Return each line of the data below verbatim; pictures are to be left out.

#### Stored records

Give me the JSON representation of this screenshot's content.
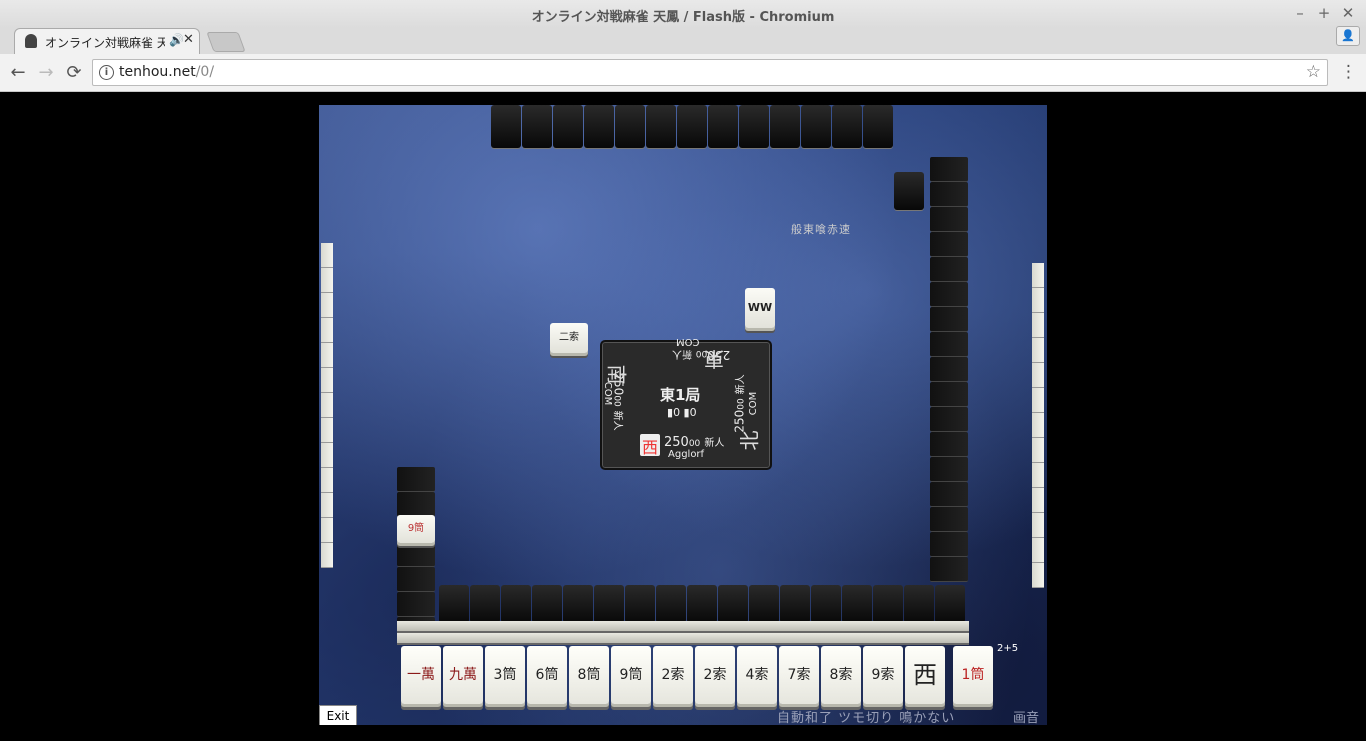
{
  "window": {
    "title": "オンライン対戦麻雀 天鳳 / Flash版 - Chromium",
    "minimize": "–",
    "maximize": "+",
    "close": "✕"
  },
  "tab": {
    "title": "オンライン対戦麻雀 天",
    "audio_icon": "🔊",
    "close": "✕"
  },
  "profile_icon": "👤",
  "toolbar": {
    "back": "←",
    "forward": "→",
    "reload": "⟳",
    "info": "i",
    "url_host": "tenhou.net",
    "url_path": "/0/",
    "bookmark": "☆",
    "menu": "⋮"
  },
  "game": {
    "rule_text": "般東喰赤速",
    "round": "東1局",
    "honba": "0",
    "riichi_sticks": "0",
    "players": {
      "self": {
        "wind": "西",
        "score": "250",
        "score_small": "00",
        "rank": "新人",
        "name": "Agglorf"
      },
      "right": {
        "wind": "北",
        "score": "250",
        "score_small": "00",
        "rank": "新人",
        "name": "COM"
      },
      "top": {
        "wind": "東",
        "score": "250",
        "score_small": "00",
        "rank": "新人",
        "name": "COM"
      },
      "left": {
        "wind": "南",
        "score": "250",
        "score_small": "00",
        "rank": "新人",
        "name": "COM"
      }
    },
    "discards": {
      "top_tile": "WW",
      "left_tile": "二索",
      "self_tile": "9筒"
    },
    "hand": [
      "一萬",
      "九萬",
      "3筒",
      "6筒",
      "8筒",
      "9筒",
      "2索",
      "2索",
      "4索",
      "7索",
      "8索",
      "9索",
      "西"
    ],
    "drawn_tile": "1筒",
    "wall_count": "2+5",
    "status_bar": "自動和了  ツモ切り  鳴かない",
    "sound_label": "画音",
    "exit_label": "Exit"
  }
}
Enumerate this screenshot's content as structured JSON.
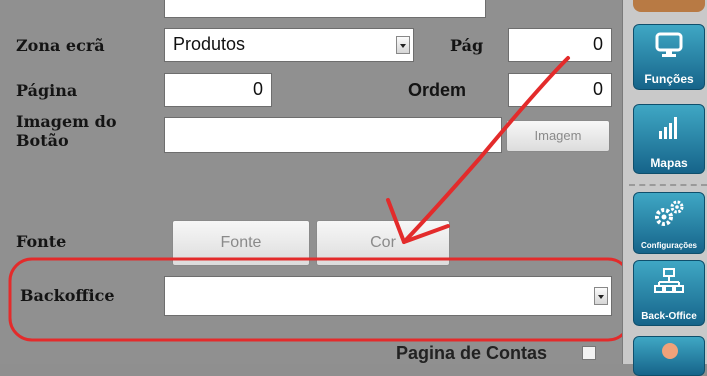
{
  "form": {
    "zona_ecra": {
      "label": "Zona ecrã",
      "value": "Produtos"
    },
    "pag": {
      "label": "Pág",
      "value": "0"
    },
    "pagina": {
      "label": "Página",
      "value": "0"
    },
    "ordem": {
      "label": "Ordem",
      "value": "0"
    },
    "imagem": {
      "label_line1": "Imagem do",
      "label_line2": "Botão",
      "value": "",
      "button_label": "Imagem"
    },
    "fonte": {
      "label": "Fonte",
      "fonte_button": "Fonte",
      "cor_button": "Cor"
    },
    "backoffice": {
      "label": "Backoffice",
      "value": ""
    },
    "pagina_contas": {
      "label": "Pagina de Contas"
    }
  },
  "sidebar": {
    "items": [
      {
        "label": "Funções",
        "icon": "monitor-icon"
      },
      {
        "label": "Mapas",
        "icon": "bar-chart-icon"
      },
      {
        "label": "Configurações",
        "icon": "gears-icon"
      },
      {
        "label": "Back-Office",
        "icon": "network-icon"
      }
    ]
  },
  "colors": {
    "annotation": "#e32b2b",
    "sidebar_button": "#1f7ea6"
  }
}
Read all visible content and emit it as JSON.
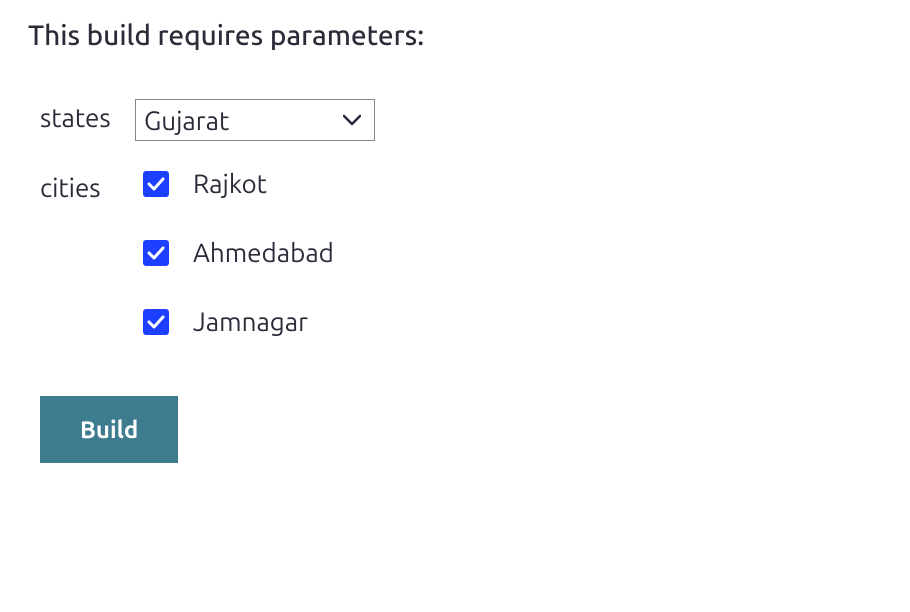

########

Solution to the exercise:
Give me the JSON representation of this screenshot's content.
{
  "window": {
    "title": "オンライン対戦麻雀 天鳳 / Flash版 - Chromium",
    "minimize": "–",
    "maximize": "+",
    "close": "✕"
  },
  "tab": {
    "title": "オンライン対戦麻雀 天",
    "audio_icon": "🔊",
    "close": "✕"
  },
  "profile_icon": "👤",
  "toolbar": {
    "back": "←",
    "forward": "→",
    "reload": "⟳",
    "info": "i",
    "url_host": "tenhou.net",
    "url_path": "/0/",
    "bookmark": "☆",
    "menu": "⋮"
  },
  "game": {
    "rule_text": "般東喰赤速",
    "round": "東1局",
    "honba": "0",
    "riichi_sticks": "0",
    "players": {
      "self": {
        "wind": "西",
        "score": "250",
        "score_small": "00",
        "rank": "新人",
        "name": "Agglorf"
      },
      "right": {
        "wind": "北",
        "score": "250",
        "score_small": "00",
        "rank": "新人",
        "name": "COM"
      },
      "top": {
        "wind": "東",
        "score": "250",
        "score_small": "00",
        "rank": "新人",
        "name": "COM"
      },
      "left": {
        "wind": "南",
        "score": "250",
        "score_small": "00",
        "rank": "新人",
        "name": "COM"
      }
    },
    "discards": {
      "top_tile": "WW",
      "left_tile": "二索",
      "self_tile": "9筒"
    },
    "hand": [
      "一萬",
      "九萬",
      "3筒",
      "6筒",
      "8筒",
      "9筒",
      "2索",
      "2索",
      "4索",
      "7索",
      "8索",
      "9索",
      "西"
    ],
    "drawn_tile": "1筒",
    "wall_count": "2+5",
    "status_bar": "自動和了  ツモ切り  鳴かない",
    "sound_label": "画音",
    "exit_label": "Exit"
  }
}
Enumerate this screenshot's content as structured JSON.
{
  "form": {
    "zona_ecra": {
      "label": "Zona ecrã",
      "value": "Produtos"
    },
    "pag": {
      "label": "Pág",
      "value": "0"
    },
    "pagina": {
      "label": "Página",
      "value": "0"
    },
    "ordem": {
      "label": "Ordem",
      "value": "0"
    },
    "imagem": {
      "label_line1": "Imagem do",
      "label_line2": "Botão",
      "value": "",
      "button_label": "Imagem"
    },
    "fonte": {
      "label": "Fonte",
      "fonte_button": "Fonte",
      "cor_button": "Cor"
    },
    "backoffice": {
      "label": "Backoffice",
      "value": ""
    },
    "pagina_contas": {
      "label": "Pagina de Contas"
    }
  },
  "sidebar": {
    "items": [
      {
        "label": "Funções",
        "icon": "monitor-icon"
      },
      {
        "label": "Mapas",
        "icon": "bar-chart-icon"
      },
      {
        "label": "Configurações",
        "icon": "gears-icon"
      },
      {
        "label": "Back-Office",
        "icon": "network-icon"
      }
    ]
  },
  "colors": {
    "annotation": "#e32b2b",
    "sidebar_button": "#1f7ea6"
  }
}
Read all visible content and emit it as JSON.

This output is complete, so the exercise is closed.